Provided information section start

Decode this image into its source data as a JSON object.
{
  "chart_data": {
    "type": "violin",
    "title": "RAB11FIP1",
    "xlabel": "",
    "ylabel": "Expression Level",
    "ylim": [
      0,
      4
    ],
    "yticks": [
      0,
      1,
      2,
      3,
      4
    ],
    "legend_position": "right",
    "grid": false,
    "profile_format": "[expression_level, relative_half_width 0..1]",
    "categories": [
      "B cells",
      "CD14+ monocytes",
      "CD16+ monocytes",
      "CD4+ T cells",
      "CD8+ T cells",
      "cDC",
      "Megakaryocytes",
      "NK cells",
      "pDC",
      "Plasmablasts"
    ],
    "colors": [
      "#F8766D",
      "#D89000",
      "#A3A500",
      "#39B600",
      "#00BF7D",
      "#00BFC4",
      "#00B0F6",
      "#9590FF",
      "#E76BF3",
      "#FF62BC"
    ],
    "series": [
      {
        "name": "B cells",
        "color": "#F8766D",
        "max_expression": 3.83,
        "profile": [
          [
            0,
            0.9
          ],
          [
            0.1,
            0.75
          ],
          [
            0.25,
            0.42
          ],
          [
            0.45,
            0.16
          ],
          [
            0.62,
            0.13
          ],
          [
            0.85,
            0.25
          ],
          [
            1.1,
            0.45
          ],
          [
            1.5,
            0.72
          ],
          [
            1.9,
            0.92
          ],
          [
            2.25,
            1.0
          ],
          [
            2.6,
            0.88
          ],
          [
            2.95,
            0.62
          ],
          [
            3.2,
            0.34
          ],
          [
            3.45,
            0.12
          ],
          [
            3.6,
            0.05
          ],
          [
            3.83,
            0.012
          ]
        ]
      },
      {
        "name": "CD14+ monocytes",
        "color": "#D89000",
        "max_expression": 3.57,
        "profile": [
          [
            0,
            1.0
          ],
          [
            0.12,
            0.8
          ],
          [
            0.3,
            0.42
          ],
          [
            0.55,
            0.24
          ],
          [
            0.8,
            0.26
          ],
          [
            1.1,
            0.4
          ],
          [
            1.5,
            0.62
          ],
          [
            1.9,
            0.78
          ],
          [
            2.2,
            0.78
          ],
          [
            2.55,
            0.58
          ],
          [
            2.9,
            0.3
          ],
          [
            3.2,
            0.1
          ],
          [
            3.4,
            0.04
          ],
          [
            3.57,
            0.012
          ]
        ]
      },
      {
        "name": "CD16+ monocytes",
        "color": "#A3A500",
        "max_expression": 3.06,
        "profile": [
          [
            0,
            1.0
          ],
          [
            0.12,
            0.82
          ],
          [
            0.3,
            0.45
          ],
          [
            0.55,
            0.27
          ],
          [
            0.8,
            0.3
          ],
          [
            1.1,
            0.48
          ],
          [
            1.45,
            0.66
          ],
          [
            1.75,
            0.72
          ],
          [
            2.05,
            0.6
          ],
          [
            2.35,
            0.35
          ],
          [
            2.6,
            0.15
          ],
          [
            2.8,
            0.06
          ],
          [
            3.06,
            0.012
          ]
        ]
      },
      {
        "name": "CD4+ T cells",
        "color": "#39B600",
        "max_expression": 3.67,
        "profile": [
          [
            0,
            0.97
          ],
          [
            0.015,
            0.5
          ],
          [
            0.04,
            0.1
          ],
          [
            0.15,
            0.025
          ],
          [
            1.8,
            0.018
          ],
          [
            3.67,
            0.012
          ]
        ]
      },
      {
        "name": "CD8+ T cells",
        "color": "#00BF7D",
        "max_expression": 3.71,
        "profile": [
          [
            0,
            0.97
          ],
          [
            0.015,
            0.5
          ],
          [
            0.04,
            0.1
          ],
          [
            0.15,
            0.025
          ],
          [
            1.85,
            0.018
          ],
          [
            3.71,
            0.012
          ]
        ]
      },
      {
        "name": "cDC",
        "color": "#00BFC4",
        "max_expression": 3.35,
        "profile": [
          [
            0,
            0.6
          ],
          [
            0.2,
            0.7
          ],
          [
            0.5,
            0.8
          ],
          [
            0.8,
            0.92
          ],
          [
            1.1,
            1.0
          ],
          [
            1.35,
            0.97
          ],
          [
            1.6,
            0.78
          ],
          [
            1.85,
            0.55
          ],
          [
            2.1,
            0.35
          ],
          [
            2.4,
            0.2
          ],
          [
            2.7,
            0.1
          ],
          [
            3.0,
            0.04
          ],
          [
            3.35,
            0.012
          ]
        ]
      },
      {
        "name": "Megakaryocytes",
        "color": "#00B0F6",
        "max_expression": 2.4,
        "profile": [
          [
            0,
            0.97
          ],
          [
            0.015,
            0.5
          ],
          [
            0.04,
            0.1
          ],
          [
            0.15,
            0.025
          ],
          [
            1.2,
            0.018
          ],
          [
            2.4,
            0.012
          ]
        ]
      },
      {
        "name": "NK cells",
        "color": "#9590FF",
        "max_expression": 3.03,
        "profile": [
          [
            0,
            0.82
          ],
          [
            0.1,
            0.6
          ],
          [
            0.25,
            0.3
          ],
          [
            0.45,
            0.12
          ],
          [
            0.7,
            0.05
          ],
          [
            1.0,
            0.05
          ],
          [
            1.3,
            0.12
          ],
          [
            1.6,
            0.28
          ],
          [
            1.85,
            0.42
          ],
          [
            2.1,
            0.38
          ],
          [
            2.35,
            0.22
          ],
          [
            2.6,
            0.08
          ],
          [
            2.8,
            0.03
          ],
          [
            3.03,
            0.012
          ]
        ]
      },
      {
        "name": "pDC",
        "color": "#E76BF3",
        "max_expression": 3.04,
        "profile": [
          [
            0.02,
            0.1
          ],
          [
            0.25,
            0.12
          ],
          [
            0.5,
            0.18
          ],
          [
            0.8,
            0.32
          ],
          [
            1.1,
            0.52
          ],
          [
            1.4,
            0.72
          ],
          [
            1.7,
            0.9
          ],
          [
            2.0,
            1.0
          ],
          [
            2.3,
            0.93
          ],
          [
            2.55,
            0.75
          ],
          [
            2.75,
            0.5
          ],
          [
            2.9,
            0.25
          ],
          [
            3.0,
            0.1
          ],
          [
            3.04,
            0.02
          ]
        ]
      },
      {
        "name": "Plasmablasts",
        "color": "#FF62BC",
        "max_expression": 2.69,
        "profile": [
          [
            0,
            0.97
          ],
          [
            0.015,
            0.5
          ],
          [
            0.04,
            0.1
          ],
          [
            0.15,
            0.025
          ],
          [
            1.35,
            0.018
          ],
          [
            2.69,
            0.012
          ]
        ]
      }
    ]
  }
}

Provided information section end

**Requirement**.
In the entries above, find each line with "cells" and copy it.

**Result of this exercise**.
      "B cells",
      "CD4+ T cells",
      "CD8+ T cells",
      "NK cells",
        "name": "B cells",
        "name": "CD4+ T cells",
        "name": "CD8+ T cells",
        "name": "NK cells",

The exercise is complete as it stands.